----- Record excerpts -----

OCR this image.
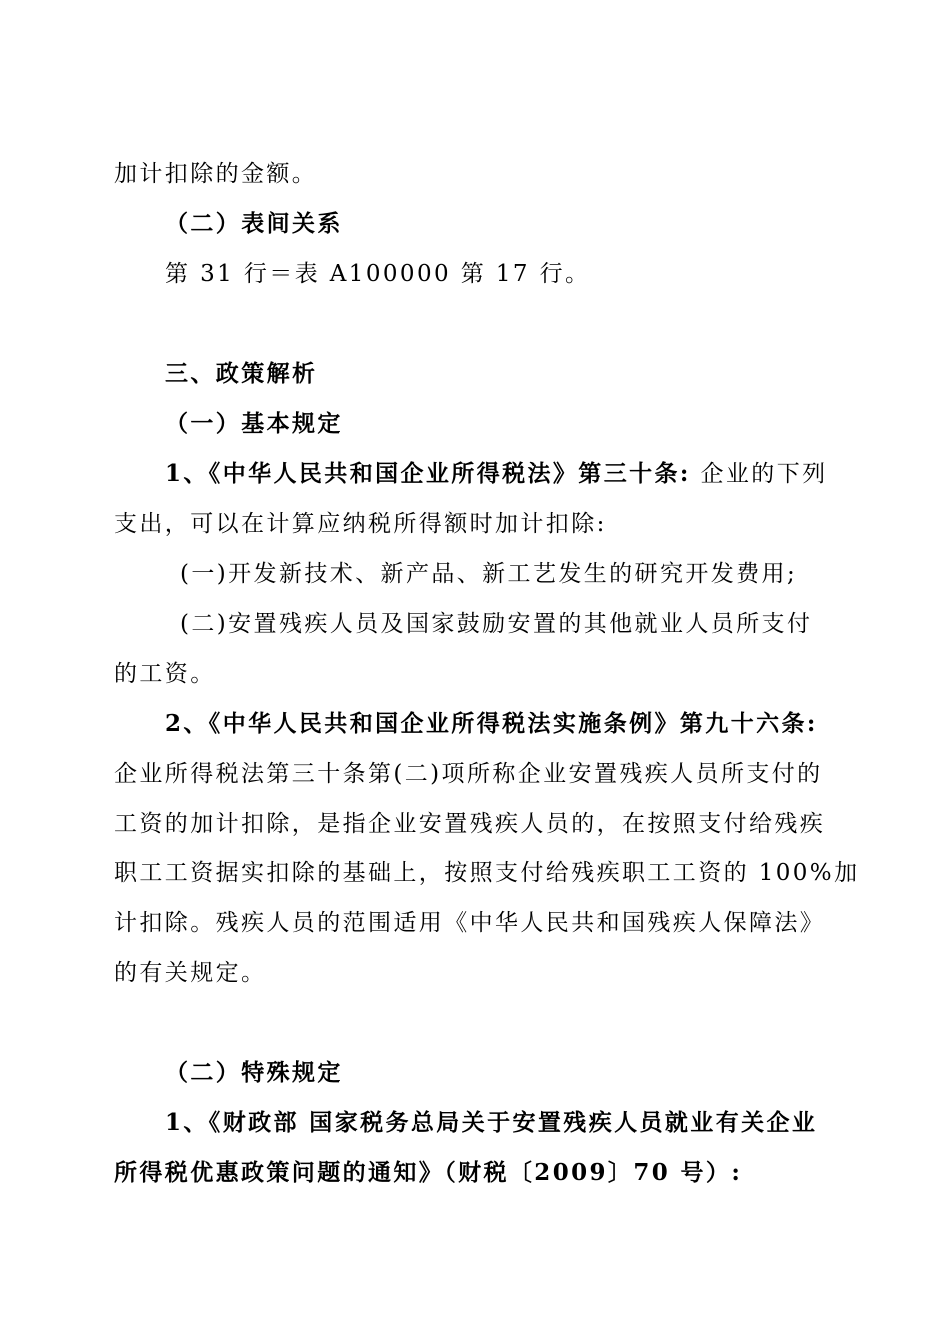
加计扣除的金额。
（二）表间关系
第 31 行＝表 A100000 第 17 行。
三、政策解析
（一）基本规定
1、《中华人民共和国企业所得税法》第三十条: 企业的下列
支出，可以在计算应纳税所得额时加计扣除:
(一)开发新技术、新产品、新工艺发生的研究开发费用;
(二)安置残疾人员及国家鼓励安置的其他就业人员所支付
的工资。
2、《中华人民共和国企业所得税法实施条例》第九十六条:
企业所得税法第三十条第(二)项所称企业安置残疾人员所支付的
工资的加计扣除，是指企业安置残疾人员的，在按照支付给残疾
职工工资据实扣除的基础上，按照支付给残疾职工工资的 100%加
计扣除。残疾人员的范围适用《中华人民共和国残疾人保障法》
的有关规定。
（二）特殊规定
1、《财政部 国家税务总局关于安置残疾人员就业有关企业
所得税优惠政策问题的通知》（财税〔2009〕70 号）:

-----

Exercise details — Omit every image. Quote each record exactly.

Result of the task —
OCR this image.
加计扣除的金额。
（二）表间关系
第 31 行＝表 A100000 第 17 行。
三、政策解析
（一）基本规定
1、《中华人民共和国企业所得税法》第三十条: 企业的下列
支出，可以在计算应纳税所得额时加计扣除:
(一)开发新技术、新产品、新工艺发生的研究开发费用;
(二)安置残疾人员及国家鼓励安置的其他就业人员所支付
的工资。
2、《中华人民共和国企业所得税法实施条例》第九十六条:
企业所得税法第三十条第(二)项所称企业安置残疾人员所支付的
工资的加计扣除，是指企业安置残疾人员的，在按照支付给残疾
职工工资据实扣除的基础上，按照支付给残疾职工工资的 100%加
计扣除。残疾人员的范围适用《中华人民共和国残疾人保障法》
的有关规定。
（二）特殊规定
1、《财政部 国家税务总局关于安置残疾人员就业有关企业
所得税优惠政策问题的通知》（财税〔2009〕70 号）:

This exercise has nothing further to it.